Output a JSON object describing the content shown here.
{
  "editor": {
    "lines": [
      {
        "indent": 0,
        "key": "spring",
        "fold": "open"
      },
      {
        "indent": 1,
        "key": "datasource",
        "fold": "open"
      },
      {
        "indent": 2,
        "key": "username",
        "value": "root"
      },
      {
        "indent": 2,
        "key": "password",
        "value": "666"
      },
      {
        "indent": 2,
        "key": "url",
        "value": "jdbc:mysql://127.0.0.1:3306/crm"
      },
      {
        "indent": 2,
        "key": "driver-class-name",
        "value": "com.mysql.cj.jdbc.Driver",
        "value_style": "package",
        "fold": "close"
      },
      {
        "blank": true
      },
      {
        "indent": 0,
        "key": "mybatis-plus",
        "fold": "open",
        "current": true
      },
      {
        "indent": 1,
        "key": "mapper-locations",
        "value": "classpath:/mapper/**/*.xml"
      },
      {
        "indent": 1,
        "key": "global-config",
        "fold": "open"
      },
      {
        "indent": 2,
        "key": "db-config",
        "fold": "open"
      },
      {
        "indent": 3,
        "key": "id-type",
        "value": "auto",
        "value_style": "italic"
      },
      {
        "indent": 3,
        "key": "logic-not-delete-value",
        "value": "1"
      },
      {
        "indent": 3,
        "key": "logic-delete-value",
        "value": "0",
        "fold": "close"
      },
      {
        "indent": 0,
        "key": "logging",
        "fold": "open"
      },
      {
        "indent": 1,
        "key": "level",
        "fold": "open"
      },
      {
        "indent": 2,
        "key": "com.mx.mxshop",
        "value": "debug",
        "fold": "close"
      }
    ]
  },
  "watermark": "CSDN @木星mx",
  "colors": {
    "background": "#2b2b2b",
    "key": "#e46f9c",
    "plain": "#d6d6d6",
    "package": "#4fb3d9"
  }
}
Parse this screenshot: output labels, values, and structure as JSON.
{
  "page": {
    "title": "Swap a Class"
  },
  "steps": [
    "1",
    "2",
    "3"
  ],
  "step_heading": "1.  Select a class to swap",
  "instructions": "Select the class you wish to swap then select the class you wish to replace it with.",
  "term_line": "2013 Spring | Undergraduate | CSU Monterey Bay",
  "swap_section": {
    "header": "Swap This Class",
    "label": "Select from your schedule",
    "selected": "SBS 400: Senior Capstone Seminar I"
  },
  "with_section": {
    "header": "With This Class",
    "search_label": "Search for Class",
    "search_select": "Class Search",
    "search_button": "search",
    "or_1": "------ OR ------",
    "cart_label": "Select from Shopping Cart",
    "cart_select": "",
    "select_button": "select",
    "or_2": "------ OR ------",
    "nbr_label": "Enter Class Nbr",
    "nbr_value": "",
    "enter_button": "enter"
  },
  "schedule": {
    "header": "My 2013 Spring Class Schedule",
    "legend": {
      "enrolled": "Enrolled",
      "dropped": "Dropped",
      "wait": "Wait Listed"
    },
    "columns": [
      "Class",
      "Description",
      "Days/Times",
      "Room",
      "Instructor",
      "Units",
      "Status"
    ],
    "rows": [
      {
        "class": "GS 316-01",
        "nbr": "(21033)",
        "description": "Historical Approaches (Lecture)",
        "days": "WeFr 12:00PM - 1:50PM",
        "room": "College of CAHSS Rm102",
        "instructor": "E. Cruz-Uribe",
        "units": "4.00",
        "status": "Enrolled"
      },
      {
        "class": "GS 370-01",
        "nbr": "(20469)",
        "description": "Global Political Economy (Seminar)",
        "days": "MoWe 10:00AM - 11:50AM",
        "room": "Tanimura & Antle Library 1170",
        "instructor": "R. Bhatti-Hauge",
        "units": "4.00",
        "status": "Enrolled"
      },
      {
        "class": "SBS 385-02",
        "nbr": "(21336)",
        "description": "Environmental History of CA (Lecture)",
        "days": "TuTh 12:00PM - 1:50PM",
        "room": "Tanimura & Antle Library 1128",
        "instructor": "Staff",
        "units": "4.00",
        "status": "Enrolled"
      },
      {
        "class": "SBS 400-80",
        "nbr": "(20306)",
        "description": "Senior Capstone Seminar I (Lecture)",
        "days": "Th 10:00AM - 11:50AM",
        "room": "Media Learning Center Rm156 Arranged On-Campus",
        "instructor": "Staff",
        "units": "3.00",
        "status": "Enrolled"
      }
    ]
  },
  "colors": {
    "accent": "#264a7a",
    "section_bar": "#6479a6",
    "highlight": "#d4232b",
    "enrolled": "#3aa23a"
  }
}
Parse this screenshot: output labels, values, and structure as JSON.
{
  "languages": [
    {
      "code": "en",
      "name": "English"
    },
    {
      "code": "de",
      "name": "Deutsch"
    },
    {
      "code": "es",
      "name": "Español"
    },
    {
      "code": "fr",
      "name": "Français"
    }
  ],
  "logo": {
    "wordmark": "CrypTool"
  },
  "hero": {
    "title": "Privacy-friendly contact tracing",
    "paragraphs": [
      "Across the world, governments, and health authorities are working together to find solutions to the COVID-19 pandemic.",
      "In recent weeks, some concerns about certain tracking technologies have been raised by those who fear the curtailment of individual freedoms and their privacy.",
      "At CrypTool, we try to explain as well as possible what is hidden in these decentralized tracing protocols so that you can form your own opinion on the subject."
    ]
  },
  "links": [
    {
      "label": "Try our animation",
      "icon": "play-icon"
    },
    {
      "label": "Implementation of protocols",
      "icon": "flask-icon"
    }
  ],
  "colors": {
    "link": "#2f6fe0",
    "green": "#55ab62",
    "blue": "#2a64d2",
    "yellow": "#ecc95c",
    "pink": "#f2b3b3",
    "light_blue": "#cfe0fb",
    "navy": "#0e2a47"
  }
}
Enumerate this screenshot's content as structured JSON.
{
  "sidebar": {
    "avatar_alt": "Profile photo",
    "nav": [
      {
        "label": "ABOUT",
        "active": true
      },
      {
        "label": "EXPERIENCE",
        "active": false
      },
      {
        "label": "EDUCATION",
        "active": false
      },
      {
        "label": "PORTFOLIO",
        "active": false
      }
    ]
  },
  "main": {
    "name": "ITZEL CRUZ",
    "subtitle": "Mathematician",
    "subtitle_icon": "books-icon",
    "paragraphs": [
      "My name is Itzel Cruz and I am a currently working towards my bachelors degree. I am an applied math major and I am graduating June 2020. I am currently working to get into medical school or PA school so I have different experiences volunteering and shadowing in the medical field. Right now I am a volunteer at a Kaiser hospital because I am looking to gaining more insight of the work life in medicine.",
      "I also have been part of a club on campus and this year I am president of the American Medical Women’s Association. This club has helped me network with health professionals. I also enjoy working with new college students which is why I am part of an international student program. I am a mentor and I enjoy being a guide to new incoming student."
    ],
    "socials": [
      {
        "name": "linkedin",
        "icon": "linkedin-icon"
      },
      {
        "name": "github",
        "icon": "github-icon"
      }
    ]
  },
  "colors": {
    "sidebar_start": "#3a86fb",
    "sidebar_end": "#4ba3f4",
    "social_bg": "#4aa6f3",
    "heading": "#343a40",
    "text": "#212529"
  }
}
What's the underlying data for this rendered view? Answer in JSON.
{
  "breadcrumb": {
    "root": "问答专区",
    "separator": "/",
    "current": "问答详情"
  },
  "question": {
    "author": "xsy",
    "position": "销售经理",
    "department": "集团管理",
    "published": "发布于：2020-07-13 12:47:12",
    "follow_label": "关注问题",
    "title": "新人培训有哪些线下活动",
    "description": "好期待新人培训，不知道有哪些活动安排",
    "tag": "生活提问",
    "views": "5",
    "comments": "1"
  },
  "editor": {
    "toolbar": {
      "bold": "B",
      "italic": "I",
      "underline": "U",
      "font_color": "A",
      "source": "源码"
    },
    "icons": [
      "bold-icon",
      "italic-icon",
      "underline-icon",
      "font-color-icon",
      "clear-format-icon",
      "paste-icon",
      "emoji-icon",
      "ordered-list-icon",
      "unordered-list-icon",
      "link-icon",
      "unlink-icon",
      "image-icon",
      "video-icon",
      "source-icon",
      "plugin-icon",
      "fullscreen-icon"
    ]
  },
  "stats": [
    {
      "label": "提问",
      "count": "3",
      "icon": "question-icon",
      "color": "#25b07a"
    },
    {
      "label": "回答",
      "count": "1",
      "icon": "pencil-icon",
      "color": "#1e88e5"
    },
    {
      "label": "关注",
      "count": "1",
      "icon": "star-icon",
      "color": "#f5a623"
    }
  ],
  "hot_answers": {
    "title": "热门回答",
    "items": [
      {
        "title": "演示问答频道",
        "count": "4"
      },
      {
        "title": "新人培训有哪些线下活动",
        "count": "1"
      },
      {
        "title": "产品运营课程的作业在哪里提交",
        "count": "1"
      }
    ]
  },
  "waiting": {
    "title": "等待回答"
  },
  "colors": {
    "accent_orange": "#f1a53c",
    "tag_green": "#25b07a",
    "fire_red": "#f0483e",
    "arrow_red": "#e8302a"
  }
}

◆ ◆ ◆ ◆ ◆ ◆ ◆

▸ What the task asks:
Gather all lines from the listing above in which "mapper" occurs.

▸ Written answer:
        "key": "mapper-locations",
        "value": "classpath:/mapper/**/*.xml"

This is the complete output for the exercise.